> **Prompt**
In the records below, locate the line containing "What text is on this page?"; output that line and every following line through the last, exactly.

BEGIN The input

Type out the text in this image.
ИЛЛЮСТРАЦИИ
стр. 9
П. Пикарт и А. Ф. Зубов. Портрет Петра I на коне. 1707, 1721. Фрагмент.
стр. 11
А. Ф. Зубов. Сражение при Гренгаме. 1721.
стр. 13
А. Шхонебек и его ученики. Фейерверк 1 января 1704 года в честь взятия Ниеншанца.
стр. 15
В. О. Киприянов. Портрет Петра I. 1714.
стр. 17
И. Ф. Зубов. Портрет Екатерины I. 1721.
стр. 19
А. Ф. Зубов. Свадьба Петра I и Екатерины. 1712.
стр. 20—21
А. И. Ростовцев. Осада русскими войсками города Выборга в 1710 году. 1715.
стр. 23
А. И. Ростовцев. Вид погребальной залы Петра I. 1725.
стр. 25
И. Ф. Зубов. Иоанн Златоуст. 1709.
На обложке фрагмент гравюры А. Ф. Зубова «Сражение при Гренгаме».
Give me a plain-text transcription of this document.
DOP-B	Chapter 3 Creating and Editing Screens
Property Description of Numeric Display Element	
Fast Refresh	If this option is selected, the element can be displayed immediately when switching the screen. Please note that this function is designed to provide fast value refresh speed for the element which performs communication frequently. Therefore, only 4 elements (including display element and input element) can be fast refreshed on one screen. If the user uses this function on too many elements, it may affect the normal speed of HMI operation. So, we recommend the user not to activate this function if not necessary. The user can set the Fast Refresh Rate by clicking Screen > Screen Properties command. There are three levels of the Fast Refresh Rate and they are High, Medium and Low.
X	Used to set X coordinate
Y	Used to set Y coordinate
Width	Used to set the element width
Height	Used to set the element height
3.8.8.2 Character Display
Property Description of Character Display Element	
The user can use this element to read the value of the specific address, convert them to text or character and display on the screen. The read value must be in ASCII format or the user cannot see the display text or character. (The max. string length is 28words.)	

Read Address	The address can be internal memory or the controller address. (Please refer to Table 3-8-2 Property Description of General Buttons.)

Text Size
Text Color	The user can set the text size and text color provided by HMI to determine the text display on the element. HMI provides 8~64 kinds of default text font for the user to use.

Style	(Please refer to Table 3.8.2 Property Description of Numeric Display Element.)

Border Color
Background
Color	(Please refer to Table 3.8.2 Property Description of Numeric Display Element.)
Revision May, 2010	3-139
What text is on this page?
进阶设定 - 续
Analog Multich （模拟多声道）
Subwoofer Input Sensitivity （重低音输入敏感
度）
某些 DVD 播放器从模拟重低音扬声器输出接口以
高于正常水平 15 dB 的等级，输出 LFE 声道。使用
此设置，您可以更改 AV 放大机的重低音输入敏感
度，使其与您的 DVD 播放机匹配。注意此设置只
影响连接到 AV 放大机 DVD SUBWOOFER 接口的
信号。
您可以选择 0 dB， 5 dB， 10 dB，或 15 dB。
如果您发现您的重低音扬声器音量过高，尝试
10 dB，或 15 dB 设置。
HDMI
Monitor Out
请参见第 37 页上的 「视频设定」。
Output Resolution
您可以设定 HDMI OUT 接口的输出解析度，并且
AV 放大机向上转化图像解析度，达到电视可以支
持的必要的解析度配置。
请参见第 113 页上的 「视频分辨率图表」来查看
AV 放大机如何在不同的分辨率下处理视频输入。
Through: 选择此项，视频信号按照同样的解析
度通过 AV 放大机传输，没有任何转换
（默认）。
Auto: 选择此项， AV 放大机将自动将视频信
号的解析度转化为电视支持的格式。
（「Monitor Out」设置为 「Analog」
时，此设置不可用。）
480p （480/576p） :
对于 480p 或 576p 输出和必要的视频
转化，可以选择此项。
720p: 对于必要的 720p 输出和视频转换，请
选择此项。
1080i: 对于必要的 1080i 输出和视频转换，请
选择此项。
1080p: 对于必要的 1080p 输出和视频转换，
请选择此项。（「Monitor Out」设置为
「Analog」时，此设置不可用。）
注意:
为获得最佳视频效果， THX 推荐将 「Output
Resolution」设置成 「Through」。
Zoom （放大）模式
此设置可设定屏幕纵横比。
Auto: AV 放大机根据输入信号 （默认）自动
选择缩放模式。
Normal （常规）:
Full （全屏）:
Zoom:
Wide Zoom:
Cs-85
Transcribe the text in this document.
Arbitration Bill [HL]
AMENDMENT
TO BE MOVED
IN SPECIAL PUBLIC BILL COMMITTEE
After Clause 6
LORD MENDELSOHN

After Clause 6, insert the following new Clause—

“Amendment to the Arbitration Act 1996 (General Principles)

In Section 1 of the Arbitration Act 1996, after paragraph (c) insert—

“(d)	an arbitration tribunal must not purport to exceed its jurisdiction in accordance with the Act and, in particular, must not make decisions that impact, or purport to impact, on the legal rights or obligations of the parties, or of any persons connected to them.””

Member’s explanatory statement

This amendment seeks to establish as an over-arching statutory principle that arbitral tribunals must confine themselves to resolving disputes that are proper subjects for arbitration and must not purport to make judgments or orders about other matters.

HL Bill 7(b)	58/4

END The input

> **Solution**
What text is on this page?
进阶设定 - 续
Analog Multich （模拟多声道）
Subwoofer Input Sensitivity （重低音输入敏感
度）
某些 DVD 播放器从模拟重低音扬声器输出接口以
高于正常水平 15 dB 的等级，输出 LFE 声道。使用
此设置，您可以更改 AV 放大机的重低音输入敏感
度，使其与您的 DVD 播放机匹配。注意此设置只
影响连接到 AV 放大机 DVD SUBWOOFER 接口的
信号。
您可以选择 0 dB， 5 dB， 10 dB，或 15 dB。
如果您发现您的重低音扬声器音量过高，尝试
10 dB，或 15 dB 设置。
HDMI
Monitor Out
请参见第 37 页上的 「视频设定」。
Output Resolution
您可以设定 HDMI OUT 接口的输出解析度，并且
AV 放大机向上转化图像解析度，达到电视可以支
持的必要的解析度配置。
请参见第 113 页上的 「视频分辨率图表」来查看
AV 放大机如何在不同的分辨率下处理视频输入。
Through: 选择此项，视频信号按照同样的解析
度通过 AV 放大机传输，没有任何转换
（默认）。
Auto: 选择此项， AV 放大机将自动将视频信
号的解析度转化为电视支持的格式。
（「Monitor Out」设置为 「Analog」
时，此设置不可用。）
480p （480/576p） :
对于 480p 或 576p 输出和必要的视频
转化，可以选择此项。
720p: 对于必要的 720p 输出和视频转换，请
选择此项。
1080i: 对于必要的 1080i 输出和视频转换，请
选择此项。
1080p: 对于必要的 1080p 输出和视频转换，
请选择此项。（「Monitor Out」设置为
「Analog」时，此设置不可用。）
注意:
为获得最佳视频效果， THX 推荐将 「Output
Resolution」设置成 「Through」。
Zoom （放大）模式
此设置可设定屏幕纵横比。
Auto: AV 放大机根据输入信号 （默认）自动
选择缩放模式。
Normal （常规）:
Full （全屏）:
Zoom:
Wide Zoom:
Cs-85
Transcribe the text in this document.
Arbitration Bill [HL]
AMENDMENT
TO BE MOVED
IN SPECIAL PUBLIC BILL COMMITTEE
After Clause 6
LORD MENDELSOHN

After Clause 6, insert the following new Clause—

“Amendment to the Arbitration Act 1996 (General Principles)

In Section 1 of the Arbitration Act 1996, after paragraph (c) insert—

“(d)	an arbitration tribunal must not purport to exceed its jurisdiction in accordance with the Act and, in particular, must not make decisions that impact, or purport to impact, on the legal rights or obligations of the parties, or of any persons connected to them.””

Member’s explanatory statement

This amendment seeks to establish as an over-arching statutory principle that arbitral tribunals must confine themselves to resolving disputes that are proper subjects for arbitration and must not purport to make judgments or orders about other matters.

HL Bill 7(b)	58/4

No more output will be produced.